- _Data records_
***

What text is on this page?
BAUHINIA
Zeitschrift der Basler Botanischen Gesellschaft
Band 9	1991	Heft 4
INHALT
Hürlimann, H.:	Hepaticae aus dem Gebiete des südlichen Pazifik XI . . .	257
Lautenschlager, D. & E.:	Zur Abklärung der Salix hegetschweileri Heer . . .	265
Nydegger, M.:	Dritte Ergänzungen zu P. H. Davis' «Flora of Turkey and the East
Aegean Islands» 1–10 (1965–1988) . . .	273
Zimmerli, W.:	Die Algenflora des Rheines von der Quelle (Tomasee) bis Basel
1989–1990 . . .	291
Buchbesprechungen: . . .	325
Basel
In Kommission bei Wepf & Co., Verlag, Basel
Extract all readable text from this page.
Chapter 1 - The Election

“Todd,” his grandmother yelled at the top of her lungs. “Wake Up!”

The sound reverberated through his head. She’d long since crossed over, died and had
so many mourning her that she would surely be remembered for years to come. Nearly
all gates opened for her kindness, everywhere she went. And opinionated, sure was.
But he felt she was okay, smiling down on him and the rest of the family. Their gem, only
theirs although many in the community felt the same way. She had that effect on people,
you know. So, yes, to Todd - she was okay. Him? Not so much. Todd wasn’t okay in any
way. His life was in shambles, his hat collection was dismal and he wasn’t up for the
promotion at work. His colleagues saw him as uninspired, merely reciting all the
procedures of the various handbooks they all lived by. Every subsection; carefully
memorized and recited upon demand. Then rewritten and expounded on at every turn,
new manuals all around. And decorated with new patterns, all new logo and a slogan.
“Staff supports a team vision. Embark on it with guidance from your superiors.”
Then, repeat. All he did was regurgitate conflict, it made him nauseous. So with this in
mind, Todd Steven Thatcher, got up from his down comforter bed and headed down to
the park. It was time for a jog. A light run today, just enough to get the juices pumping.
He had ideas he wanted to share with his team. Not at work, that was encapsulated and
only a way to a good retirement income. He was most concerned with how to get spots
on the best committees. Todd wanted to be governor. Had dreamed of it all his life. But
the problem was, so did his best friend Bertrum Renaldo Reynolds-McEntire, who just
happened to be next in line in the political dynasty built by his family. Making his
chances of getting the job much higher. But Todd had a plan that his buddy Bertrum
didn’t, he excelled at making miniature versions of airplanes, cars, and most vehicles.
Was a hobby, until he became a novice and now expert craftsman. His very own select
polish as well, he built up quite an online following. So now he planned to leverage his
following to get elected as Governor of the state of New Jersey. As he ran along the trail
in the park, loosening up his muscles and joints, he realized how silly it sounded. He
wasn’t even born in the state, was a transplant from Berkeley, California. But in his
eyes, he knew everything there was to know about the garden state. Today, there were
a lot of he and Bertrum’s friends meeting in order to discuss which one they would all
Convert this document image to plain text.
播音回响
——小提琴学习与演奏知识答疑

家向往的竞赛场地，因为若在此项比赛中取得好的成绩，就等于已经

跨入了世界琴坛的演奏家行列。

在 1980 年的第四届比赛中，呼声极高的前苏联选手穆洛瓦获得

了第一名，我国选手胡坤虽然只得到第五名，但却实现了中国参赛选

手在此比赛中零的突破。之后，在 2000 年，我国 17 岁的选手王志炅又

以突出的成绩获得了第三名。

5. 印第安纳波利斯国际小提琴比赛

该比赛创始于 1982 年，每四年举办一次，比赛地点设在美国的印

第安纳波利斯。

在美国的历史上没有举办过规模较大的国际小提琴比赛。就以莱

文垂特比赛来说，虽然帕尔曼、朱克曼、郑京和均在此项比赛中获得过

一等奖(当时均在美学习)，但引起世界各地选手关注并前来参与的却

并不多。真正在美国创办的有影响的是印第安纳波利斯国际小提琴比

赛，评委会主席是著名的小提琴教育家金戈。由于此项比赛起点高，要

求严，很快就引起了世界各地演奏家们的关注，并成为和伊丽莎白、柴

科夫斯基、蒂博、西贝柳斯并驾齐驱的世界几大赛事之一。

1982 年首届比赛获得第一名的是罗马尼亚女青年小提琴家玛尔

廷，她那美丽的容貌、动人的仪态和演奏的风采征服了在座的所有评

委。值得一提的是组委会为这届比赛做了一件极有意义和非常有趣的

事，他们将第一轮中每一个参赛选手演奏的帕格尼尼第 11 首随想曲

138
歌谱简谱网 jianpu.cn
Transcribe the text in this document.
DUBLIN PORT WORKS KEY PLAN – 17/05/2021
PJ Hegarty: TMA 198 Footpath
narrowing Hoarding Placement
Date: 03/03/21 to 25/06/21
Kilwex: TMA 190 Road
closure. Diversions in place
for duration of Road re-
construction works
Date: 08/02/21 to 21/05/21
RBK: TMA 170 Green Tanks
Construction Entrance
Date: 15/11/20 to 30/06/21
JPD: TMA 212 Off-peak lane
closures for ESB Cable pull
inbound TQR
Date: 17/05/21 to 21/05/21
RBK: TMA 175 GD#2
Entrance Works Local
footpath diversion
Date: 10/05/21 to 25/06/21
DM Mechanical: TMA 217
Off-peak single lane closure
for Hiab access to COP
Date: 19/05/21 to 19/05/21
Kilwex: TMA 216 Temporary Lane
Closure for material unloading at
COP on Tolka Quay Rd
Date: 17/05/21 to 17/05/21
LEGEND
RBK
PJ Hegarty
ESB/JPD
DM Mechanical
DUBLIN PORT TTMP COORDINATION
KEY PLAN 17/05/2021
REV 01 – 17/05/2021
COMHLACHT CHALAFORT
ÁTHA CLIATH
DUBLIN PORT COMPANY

***

- _Your task_
Using the data above, print every record exactly as shown.

- _Correct response_
What text is on this page?
BAUHINIA
Zeitschrift der Basler Botanischen Gesellschaft
Band 9	1991	Heft 4
INHALT
Hürlimann, H.:	Hepaticae aus dem Gebiete des südlichen Pazifik XI . . .	257
Lautenschlager, D. & E.:	Zur Abklärung der Salix hegetschweileri Heer . . .	265
Nydegger, M.:	Dritte Ergänzungen zu P. H. Davis' «Flora of Turkey and the East
Aegean Islands» 1–10 (1965–1988) . . .	273
Zimmerli, W.:	Die Algenflora des Rheines von der Quelle (Tomasee) bis Basel
1989–1990 . . .	291
Buchbesprechungen: . . .	325
Basel
In Kommission bei Wepf & Co., Verlag, Basel
Extract all readable text from this page.
Chapter 1 - The Election

“Todd,” his grandmother yelled at the top of her lungs. “Wake Up!”

The sound reverberated through his head. She’d long since crossed over, died and had
so many mourning her that she would surely be remembered for years to come. Nearly
all gates opened for her kindness, everywhere she went. And opinionated, sure was.
But he felt she was okay, smiling down on him and the rest of the family. Their gem, only
theirs although many in the community felt the same way. She had that effect on people,
you know. So, yes, to Todd - she was okay. Him? Not so much. Todd wasn’t okay in any
way. His life was in shambles, his hat collection was dismal and he wasn’t up for the
promotion at work. His colleagues saw him as uninspired, merely reciting all the
procedures of the various handbooks they all lived by. Every subsection; carefully
memorized and recited upon demand. Then rewritten and expounded on at every turn,
new manuals all around. And decorated with new patterns, all new logo and a slogan.
“Staff supports a team vision. Embark on it with guidance from your superiors.”
Then, repeat. All he did was regurgitate conflict, it made him nauseous. So with this in
mind, Todd Steven Thatcher, got up from his down comforter bed and headed down to
the park. It was time for a jog. A light run today, just enough to get the juices pumping.
He had ideas he wanted to share with his team. Not at work, that was encapsulated and
only a way to a good retirement income. He was most concerned with how to get spots
on the best committees. Todd wanted to be governor. Had dreamed of it all his life. But
the problem was, so did his best friend Bertrum Renaldo Reynolds-McEntire, who just
happened to be next in line in the political dynasty built by his family. Making his
chances of getting the job much higher. But Todd had a plan that his buddy Bertrum
didn’t, he excelled at making miniature versions of airplanes, cars, and most vehicles.
Was a hobby, until he became a novice and now expert craftsman. His very own select
polish as well, he built up quite an online following. So now he planned to leverage his
following to get elected as Governor of the state of New Jersey. As he ran along the trail
in the park, loosening up his muscles and joints, he realized how silly it sounded. He
wasn’t even born in the state, was a transplant from Berkeley, California. But in his
eyes, he knew everything there was to know about the garden state. Today, there were
a lot of he and Bertrum’s friends meeting in order to discuss which one they would all
Convert this document image to plain text.
播音回响
——小提琴学习与演奏知识答疑

家向往的竞赛场地，因为若在此项比赛中取得好的成绩，就等于已经

跨入了世界琴坛的演奏家行列。

在 1980 年的第四届比赛中，呼声极高的前苏联选手穆洛瓦获得

了第一名，我国选手胡坤虽然只得到第五名，但却实现了中国参赛选

手在此比赛中零的突破。之后，在 2000 年，我国 17 岁的选手王志炅又

以突出的成绩获得了第三名。

5. 印第安纳波利斯国际小提琴比赛

该比赛创始于 1982 年，每四年举办一次，比赛地点设在美国的印

第安纳波利斯。

在美国的历史上没有举办过规模较大的国际小提琴比赛。就以莱

文垂特比赛来说，虽然帕尔曼、朱克曼、郑京和均在此项比赛中获得过

一等奖(当时均在美学习)，但引起世界各地选手关注并前来参与的却

并不多。真正在美国创办的有影响的是印第安纳波利斯国际小提琴比

赛，评委会主席是著名的小提琴教育家金戈。由于此项比赛起点高，要

求严，很快就引起了世界各地演奏家们的关注，并成为和伊丽莎白、柴

科夫斯基、蒂博、西贝柳斯并驾齐驱的世界几大赛事之一。

1982 年首届比赛获得第一名的是罗马尼亚女青年小提琴家玛尔

廷，她那美丽的容貌、动人的仪态和演奏的风采征服了在座的所有评

委。值得一提的是组委会为这届比赛做了一件极有意义和非常有趣的

事，他们将第一轮中每一个参赛选手演奏的帕格尼尼第 11 首随想曲

138
歌谱简谱网 jianpu.cn
Transcribe the text in this document.
DUBLIN PORT WORKS KEY PLAN – 17/05/2021
PJ Hegarty: TMA 198 Footpath
narrowing Hoarding Placement
Date: 03/03/21 to 25/06/21
Kilwex: TMA 190 Road
closure. Diversions in place
for duration of Road re-
construction works
Date: 08/02/21 to 21/05/21
RBK: TMA 170 Green Tanks
Construction Entrance
Date: 15/11/20 to 30/06/21
JPD: TMA 212 Off-peak lane
closures for ESB Cable pull
inbound TQR
Date: 17/05/21 to 21/05/21
RBK: TMA 175 GD#2
Entrance Works Local
footpath diversion
Date: 10/05/21 to 25/06/21
DM Mechanical: TMA 217
Off-peak single lane closure
for Hiab access to COP
Date: 19/05/21 to 19/05/21
Kilwex: TMA 216 Temporary Lane
Closure for material unloading at
COP on Tolka Quay Rd
Date: 17/05/21 to 17/05/21
LEGEND
RBK
PJ Hegarty
ESB/JPD
DM Mechanical
DUBLIN PORT TTMP COORDINATION
KEY PLAN 17/05/2021
REV 01 – 17/05/2021
COMHLACHT CHALAFORT
ÁTHA CLIATH
DUBLIN PORT COMPANY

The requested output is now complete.